## Given exercise
Locate each line with the string "Channel" in the listing below and copy it.

Start of Entries

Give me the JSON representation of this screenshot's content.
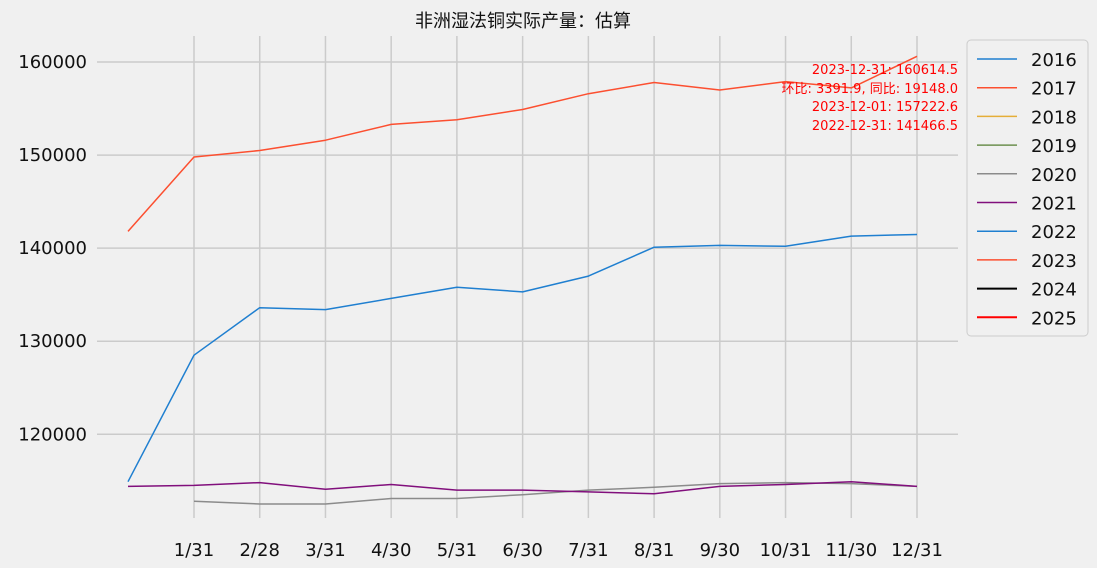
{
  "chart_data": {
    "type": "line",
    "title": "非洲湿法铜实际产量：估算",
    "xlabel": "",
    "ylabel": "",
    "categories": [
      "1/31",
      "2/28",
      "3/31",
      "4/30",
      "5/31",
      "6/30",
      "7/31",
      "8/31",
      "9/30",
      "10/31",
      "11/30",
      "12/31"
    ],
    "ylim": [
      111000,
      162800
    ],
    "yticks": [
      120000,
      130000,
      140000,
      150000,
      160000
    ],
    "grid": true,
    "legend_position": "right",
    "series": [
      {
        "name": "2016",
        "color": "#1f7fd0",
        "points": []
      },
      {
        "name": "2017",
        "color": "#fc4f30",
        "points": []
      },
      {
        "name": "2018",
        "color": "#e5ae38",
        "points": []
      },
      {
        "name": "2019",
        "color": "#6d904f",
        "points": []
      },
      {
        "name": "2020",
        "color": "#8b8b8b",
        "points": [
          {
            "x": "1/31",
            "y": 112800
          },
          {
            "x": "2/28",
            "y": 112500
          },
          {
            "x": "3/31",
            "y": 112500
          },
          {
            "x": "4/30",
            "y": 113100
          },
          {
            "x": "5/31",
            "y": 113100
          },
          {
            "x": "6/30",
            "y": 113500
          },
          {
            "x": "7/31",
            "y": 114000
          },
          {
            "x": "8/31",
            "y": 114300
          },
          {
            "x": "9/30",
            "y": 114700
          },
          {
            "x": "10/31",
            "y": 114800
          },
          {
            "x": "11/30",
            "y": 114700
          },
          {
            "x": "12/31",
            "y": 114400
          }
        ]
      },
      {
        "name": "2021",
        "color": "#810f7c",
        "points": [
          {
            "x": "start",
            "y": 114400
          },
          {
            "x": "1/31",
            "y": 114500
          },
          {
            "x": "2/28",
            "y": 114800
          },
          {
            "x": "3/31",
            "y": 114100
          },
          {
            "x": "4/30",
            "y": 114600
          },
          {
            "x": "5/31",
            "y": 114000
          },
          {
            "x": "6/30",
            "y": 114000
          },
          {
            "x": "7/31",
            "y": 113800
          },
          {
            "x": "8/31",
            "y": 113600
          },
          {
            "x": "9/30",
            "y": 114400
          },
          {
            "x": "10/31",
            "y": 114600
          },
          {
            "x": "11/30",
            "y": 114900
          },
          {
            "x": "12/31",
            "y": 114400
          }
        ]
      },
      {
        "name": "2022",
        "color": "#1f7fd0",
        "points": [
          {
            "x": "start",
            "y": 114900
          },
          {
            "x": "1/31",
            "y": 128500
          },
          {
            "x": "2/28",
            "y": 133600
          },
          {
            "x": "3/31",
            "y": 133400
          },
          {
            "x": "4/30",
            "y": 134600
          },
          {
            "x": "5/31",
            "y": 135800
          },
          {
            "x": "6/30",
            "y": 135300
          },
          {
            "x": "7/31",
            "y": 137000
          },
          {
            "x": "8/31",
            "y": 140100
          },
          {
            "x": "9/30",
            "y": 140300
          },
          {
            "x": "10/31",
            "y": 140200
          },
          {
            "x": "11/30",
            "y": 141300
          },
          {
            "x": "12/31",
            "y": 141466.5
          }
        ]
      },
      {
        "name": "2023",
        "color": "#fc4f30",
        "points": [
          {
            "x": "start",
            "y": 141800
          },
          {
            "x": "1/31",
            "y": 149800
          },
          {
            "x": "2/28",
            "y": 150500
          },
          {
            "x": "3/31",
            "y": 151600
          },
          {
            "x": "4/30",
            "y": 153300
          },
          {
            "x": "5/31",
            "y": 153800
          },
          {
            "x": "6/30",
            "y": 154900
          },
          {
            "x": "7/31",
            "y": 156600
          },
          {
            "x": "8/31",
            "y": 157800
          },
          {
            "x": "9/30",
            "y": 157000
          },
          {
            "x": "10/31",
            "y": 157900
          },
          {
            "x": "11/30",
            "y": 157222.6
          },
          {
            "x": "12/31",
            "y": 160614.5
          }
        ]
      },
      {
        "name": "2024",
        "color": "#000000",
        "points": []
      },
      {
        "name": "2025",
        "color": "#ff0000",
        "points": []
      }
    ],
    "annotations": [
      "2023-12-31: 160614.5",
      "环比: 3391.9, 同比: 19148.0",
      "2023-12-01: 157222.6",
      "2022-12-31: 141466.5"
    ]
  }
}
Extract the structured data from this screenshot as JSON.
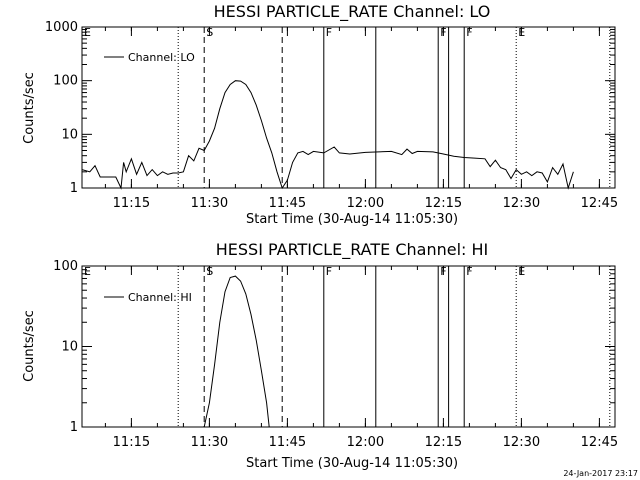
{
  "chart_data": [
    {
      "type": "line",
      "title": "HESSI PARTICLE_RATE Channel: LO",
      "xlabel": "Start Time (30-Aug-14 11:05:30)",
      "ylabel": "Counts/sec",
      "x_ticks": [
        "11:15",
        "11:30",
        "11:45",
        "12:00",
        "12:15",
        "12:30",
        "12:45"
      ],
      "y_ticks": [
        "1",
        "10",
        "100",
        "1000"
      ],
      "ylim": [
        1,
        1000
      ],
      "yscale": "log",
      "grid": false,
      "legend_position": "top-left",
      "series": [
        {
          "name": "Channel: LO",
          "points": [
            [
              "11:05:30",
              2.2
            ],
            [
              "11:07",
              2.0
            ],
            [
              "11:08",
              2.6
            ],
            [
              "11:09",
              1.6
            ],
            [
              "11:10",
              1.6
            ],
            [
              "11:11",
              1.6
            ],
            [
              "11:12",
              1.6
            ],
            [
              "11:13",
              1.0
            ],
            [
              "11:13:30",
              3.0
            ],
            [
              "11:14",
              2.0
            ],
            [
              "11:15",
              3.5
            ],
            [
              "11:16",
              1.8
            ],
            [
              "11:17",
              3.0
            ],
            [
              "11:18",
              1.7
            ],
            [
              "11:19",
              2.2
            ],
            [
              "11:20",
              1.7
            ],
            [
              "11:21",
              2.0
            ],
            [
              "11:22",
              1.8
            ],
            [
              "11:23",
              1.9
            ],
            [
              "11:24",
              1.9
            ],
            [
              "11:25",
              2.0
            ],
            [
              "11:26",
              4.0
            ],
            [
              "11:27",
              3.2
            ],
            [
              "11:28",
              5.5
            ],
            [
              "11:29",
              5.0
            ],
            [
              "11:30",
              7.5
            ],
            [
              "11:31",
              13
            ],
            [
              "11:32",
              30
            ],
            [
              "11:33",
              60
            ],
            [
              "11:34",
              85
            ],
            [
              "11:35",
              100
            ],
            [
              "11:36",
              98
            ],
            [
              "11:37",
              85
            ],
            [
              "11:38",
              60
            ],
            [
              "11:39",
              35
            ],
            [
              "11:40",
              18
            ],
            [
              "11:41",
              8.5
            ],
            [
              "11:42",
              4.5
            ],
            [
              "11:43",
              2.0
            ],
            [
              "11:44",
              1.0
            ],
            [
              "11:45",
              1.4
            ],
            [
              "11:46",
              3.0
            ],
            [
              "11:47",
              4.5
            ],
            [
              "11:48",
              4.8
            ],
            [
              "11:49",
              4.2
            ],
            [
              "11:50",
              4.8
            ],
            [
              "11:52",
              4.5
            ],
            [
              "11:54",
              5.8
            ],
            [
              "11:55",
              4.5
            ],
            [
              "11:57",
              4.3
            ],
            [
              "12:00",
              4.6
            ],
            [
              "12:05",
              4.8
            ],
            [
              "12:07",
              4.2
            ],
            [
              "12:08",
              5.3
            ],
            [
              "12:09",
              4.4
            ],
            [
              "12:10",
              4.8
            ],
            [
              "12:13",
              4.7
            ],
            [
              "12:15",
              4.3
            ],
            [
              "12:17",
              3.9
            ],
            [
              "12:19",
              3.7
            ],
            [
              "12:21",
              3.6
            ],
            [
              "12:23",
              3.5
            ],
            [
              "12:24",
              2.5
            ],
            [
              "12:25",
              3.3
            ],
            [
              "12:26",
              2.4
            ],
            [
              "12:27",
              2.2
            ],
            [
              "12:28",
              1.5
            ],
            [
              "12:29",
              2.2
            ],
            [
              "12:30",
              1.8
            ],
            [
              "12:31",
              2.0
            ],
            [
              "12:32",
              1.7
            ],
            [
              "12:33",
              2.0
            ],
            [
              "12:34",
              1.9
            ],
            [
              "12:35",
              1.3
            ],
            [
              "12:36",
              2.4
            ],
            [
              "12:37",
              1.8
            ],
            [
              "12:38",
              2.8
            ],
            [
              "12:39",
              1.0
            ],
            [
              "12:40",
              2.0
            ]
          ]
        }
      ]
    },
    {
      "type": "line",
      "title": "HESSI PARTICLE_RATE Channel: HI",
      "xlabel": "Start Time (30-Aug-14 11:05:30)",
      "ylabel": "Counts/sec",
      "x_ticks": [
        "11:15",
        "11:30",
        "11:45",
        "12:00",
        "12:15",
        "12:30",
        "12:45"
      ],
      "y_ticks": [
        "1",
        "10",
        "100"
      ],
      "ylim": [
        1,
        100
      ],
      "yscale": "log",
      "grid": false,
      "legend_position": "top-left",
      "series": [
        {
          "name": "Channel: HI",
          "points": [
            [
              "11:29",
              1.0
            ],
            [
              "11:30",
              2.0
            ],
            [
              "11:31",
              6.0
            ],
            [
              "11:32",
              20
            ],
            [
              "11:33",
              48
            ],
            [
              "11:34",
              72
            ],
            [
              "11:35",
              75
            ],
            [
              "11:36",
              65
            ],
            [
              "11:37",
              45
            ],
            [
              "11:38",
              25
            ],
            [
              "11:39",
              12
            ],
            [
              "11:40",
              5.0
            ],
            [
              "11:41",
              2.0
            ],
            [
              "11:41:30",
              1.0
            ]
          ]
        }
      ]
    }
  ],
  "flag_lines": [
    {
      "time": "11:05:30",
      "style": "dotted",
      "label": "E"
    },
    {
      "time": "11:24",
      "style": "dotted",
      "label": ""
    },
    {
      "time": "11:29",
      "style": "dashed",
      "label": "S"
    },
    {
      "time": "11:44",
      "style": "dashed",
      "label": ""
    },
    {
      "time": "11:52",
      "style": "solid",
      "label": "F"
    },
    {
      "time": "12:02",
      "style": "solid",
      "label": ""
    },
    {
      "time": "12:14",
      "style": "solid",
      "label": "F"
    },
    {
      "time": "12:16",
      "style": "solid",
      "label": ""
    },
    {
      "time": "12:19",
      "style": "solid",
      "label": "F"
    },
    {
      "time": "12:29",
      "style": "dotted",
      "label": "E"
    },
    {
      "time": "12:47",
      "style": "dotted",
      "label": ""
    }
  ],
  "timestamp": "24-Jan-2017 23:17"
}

End of Entries

## The reply
      "title": "HESSI PARTICLE_RATE Channel: LO",
          "name": "Channel: LO",
      "title": "HESSI PARTICLE_RATE Channel: HI",
          "name": "Channel: HI",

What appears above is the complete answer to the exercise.